[Rows from a layout dataset]
--*--

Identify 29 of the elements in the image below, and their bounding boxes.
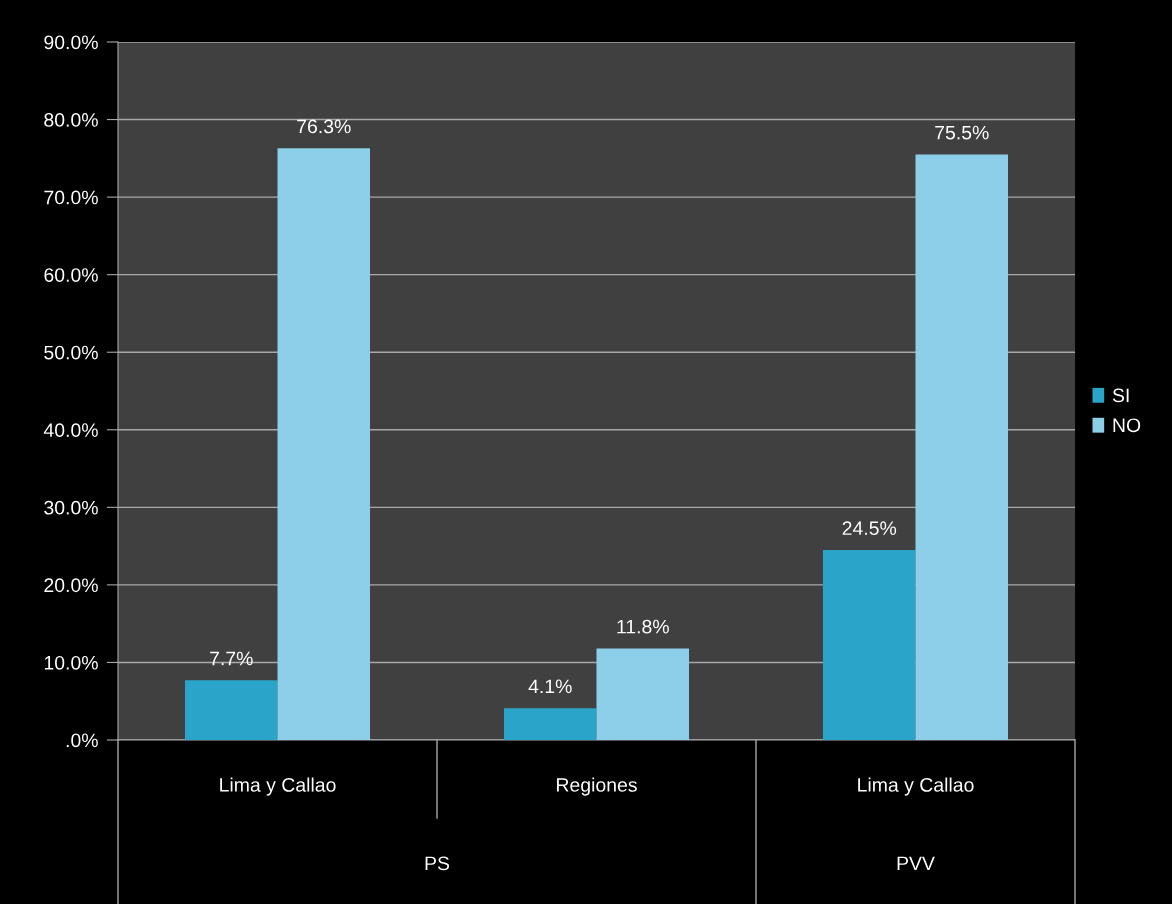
data-label: 76.3% — [297, 119, 351, 134]
legend-label: SI — [1112, 388, 1129, 403]
y-tick-label: .0% — [66, 733, 98, 748]
y-tick-label: 90.0% — [44, 35, 98, 50]
legend-label: NO — [1113, 418, 1141, 433]
y-tick-label: 60.0% — [44, 268, 98, 282]
bar — [277, 148, 371, 740]
bar — [184, 680, 278, 740]
x-tick-label: Lima y Callao — [220, 777, 336, 796]
y-tick-label: 20.0% — [44, 578, 98, 593]
y-tick-label: 70.0% — [44, 190, 98, 205]
data-label: 11.8% — [617, 619, 669, 634]
data-label: 75.5% — [935, 125, 989, 140]
y-tick-label: 80.0% — [44, 113, 98, 127]
data-label: 7.7% — [210, 651, 253, 666]
bar — [596, 648, 690, 740]
data-label: 4.1% — [528, 679, 572, 694]
x-tick-label: Regiones — [557, 777, 637, 796]
bar — [503, 708, 597, 740]
y-tick-label: 50.0% — [44, 345, 98, 360]
data-label: 24.5% — [842, 521, 897, 536]
bar — [915, 154, 1009, 740]
y-tick-label: 10.0% — [44, 655, 98, 670]
text: PS — [425, 856, 450, 871]
bar — [822, 549, 916, 740]
x-tick-label: Lima y Callao — [858, 777, 974, 796]
text: PVV — [897, 856, 935, 871]
y-tick-label: 30.0% — [44, 500, 98, 515]
y-tick-label: 40.0% — [43, 423, 98, 438]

--*--

Can you quote all of the records above line for line, with the pictures left out?

Identify 29 of the elements in the image below, and their bounding boxes.
data-label: 76.3% — [297, 119, 351, 134]
legend-label: SI — [1112, 388, 1129, 403]
y-tick-label: .0% — [66, 733, 98, 748]
y-tick-label: 90.0% — [44, 35, 98, 50]
legend-label: NO — [1113, 418, 1141, 433]
y-tick-label: 60.0% — [44, 268, 98, 282]
bar — [277, 148, 371, 740]
bar — [184, 680, 278, 740]
x-tick-label: Lima y Callao — [220, 777, 336, 796]
y-tick-label: 20.0% — [44, 578, 98, 593]
y-tick-label: 70.0% — [44, 190, 98, 205]
data-label: 11.8% — [617, 619, 669, 634]
data-label: 75.5% — [935, 125, 989, 140]
y-tick-label: 80.0% — [44, 113, 98, 127]
data-label: 7.7% — [210, 651, 253, 666]
bar — [596, 648, 690, 740]
data-label: 4.1% — [528, 679, 572, 694]
x-tick-label: Regiones — [557, 777, 637, 796]
bar — [503, 708, 597, 740]
y-tick-label: 50.0% — [44, 345, 98, 360]
data-label: 24.5% — [842, 521, 897, 536]
bar — [915, 154, 1009, 740]
y-tick-label: 10.0% — [44, 655, 98, 670]
text: PS — [425, 856, 450, 871]
bar — [822, 549, 916, 740]
x-tick-label: Lima y Callao — [858, 777, 974, 796]
text: PVV — [897, 856, 935, 871]
y-tick-label: 30.0% — [44, 500, 98, 515]
y-tick-label: 40.0% — [43, 423, 98, 438]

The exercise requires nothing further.